__Items__.

● ● ● ● ● ● ●

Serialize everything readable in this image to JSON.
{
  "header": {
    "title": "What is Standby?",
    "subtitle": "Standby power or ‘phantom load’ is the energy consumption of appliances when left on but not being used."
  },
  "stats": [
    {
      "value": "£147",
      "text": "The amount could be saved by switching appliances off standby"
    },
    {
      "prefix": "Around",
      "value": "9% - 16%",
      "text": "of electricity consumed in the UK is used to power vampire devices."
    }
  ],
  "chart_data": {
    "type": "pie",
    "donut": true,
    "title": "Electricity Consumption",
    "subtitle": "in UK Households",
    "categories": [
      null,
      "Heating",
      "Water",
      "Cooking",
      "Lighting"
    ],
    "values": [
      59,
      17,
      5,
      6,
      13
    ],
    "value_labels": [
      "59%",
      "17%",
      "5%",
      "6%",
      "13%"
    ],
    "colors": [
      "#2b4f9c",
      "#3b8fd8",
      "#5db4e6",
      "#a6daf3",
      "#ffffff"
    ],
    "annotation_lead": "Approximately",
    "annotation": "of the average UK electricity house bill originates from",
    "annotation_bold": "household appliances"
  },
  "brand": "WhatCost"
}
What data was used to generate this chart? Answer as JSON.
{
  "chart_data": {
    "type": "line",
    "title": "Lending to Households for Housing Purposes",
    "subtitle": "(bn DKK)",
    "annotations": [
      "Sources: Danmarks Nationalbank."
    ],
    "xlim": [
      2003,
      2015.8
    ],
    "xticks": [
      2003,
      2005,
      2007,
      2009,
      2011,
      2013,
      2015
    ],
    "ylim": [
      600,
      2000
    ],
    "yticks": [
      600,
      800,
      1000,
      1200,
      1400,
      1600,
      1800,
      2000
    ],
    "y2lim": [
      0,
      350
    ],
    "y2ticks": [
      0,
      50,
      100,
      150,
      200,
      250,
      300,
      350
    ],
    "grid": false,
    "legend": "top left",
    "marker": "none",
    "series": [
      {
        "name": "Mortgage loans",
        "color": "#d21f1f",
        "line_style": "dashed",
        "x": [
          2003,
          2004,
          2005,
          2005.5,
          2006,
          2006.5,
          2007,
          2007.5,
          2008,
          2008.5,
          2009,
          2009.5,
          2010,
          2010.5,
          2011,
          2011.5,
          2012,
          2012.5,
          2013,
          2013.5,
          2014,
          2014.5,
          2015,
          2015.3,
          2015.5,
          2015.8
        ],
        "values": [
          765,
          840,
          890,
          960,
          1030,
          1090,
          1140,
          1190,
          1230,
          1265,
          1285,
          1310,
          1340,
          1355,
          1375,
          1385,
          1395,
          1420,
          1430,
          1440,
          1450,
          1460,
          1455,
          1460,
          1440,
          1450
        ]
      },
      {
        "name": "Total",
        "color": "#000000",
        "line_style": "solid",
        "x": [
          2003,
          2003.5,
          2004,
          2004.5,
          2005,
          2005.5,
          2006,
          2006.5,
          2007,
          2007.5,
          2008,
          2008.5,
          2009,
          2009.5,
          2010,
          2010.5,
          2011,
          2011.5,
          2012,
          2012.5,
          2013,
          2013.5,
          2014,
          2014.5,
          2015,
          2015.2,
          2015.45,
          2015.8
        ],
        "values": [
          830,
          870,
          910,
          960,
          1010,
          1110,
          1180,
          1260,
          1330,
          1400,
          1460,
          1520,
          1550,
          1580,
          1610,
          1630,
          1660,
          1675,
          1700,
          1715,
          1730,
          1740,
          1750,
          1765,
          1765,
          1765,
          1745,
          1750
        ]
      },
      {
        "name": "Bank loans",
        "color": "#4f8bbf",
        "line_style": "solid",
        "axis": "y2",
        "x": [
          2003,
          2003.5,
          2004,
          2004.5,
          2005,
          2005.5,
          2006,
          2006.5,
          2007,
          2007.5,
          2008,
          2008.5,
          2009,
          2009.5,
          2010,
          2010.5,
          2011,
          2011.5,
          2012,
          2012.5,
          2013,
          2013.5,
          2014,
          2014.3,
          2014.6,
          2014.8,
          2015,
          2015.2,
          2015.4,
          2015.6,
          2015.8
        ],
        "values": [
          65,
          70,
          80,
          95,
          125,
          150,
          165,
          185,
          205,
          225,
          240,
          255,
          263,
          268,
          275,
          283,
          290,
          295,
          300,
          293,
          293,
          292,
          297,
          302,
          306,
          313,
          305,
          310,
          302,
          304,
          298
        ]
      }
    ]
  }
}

● ● ● ● ● ● ●

__What you should do__.
All the entries above need to be reproduced exactly.

__Expected output__.
Serialize everything readable in this image to JSON.
{
  "header": {
    "title": "What is Standby?",
    "subtitle": "Standby power or ‘phantom load’ is the energy consumption of appliances when left on but not being used."
  },
  "stats": [
    {
      "value": "£147",
      "text": "The amount could be saved by switching appliances off standby"
    },
    {
      "prefix": "Around",
      "value": "9% - 16%",
      "text": "of electricity consumed in the UK is used to power vampire devices."
    }
  ],
  "chart_data": {
    "type": "pie",
    "donut": true,
    "title": "Electricity Consumption",
    "subtitle": "in UK Households",
    "categories": [
      null,
      "Heating",
      "Water",
      "Cooking",
      "Lighting"
    ],
    "values": [
      59,
      17,
      5,
      6,
      13
    ],
    "value_labels": [
      "59%",
      "17%",
      "5%",
      "6%",
      "13%"
    ],
    "colors": [
      "#2b4f9c",
      "#3b8fd8",
      "#5db4e6",
      "#a6daf3",
      "#ffffff"
    ],
    "annotation_lead": "Approximately",
    "annotation": "of the average UK electricity house bill originates from",
    "annotation_bold": "household appliances"
  },
  "brand": "WhatCost"
}
What data was used to generate this chart? Answer as JSON.
{
  "chart_data": {
    "type": "line",
    "title": "Lending to Households for Housing Purposes",
    "subtitle": "(bn DKK)",
    "annotations": [
      "Sources: Danmarks Nationalbank."
    ],
    "xlim": [
      2003,
      2015.8
    ],
    "xticks": [
      2003,
      2005,
      2007,
      2009,
      2011,
      2013,
      2015
    ],
    "ylim": [
      600,
      2000
    ],
    "yticks": [
      600,
      800,
      1000,
      1200,
      1400,
      1600,
      1800,
      2000
    ],
    "y2lim": [
      0,
      350
    ],
    "y2ticks": [
      0,
      50,
      100,
      150,
      200,
      250,
      300,
      350
    ],
    "grid": false,
    "legend": "top left",
    "marker": "none",
    "series": [
      {
        "name": "Mortgage loans",
        "color": "#d21f1f",
        "line_style": "dashed",
        "x": [
          2003,
          2004,
          2005,
          2005.5,
          2006,
          2006.5,
          2007,
          2007.5,
          2008,
          2008.5,
          2009,
          2009.5,
          2010,
          2010.5,
          2011,
          2011.5,
          2012,
          2012.5,
          2013,
          2013.5,
          2014,
          2014.5,
          2015,
          2015.3,
          2015.5,
          2015.8
        ],
        "values": [
          765,
          840,
          890,
          960,
          1030,
          1090,
          1140,
          1190,
          1230,
          1265,
          1285,
          1310,
          1340,
          1355,
          1375,
          1385,
          1395,
          1420,
          1430,
          1440,
          1450,
          1460,
          1455,
          1460,
          1440,
          1450
        ]
      },
      {
        "name": "Total",
        "color": "#000000",
        "line_style": "solid",
        "x": [
          2003,
          2003.5,
          2004,
          2004.5,
          2005,
          2005.5,
          2006,
          2006.5,
          2007,
          2007.5,
          2008,
          2008.5,
          2009,
          2009.5,
          2010,
          2010.5,
          2011,
          2011.5,
          2012,
          2012.5,
          2013,
          2013.5,
          2014,
          2014.5,
          2015,
          2015.2,
          2015.45,
          2015.8
        ],
        "values": [
          830,
          870,
          910,
          960,
          1010,
          1110,
          1180,
          1260,
          1330,
          1400,
          1460,
          1520,
          1550,
          1580,
          1610,
          1630,
          1660,
          1675,
          1700,
          1715,
          1730,
          1740,
          1750,
          1765,
          1765,
          1765,
          1745,
          1750
        ]
      },
      {
        "name": "Bank loans",
        "color": "#4f8bbf",
        "line_style": "solid",
        "axis": "y2",
        "x": [
          2003,
          2003.5,
          2004,
          2004.5,
          2005,
          2005.5,
          2006,
          2006.5,
          2007,
          2007.5,
          2008,
          2008.5,
          2009,
          2009.5,
          2010,
          2010.5,
          2011,
          2011.5,
          2012,
          2012.5,
          2013,
          2013.5,
          2014,
          2014.3,
          2014.6,
          2014.8,
          2015,
          2015.2,
          2015.4,
          2015.6,
          2015.8
        ],
        "values": [
          65,
          70,
          80,
          95,
          125,
          150,
          165,
          185,
          205,
          225,
          240,
          255,
          263,
          268,
          275,
          283,
          290,
          295,
          300,
          293,
          293,
          292,
          297,
          302,
          306,
          313,
          305,
          310,
          302,
          304,
          298
        ]
      }
    ]
  }
}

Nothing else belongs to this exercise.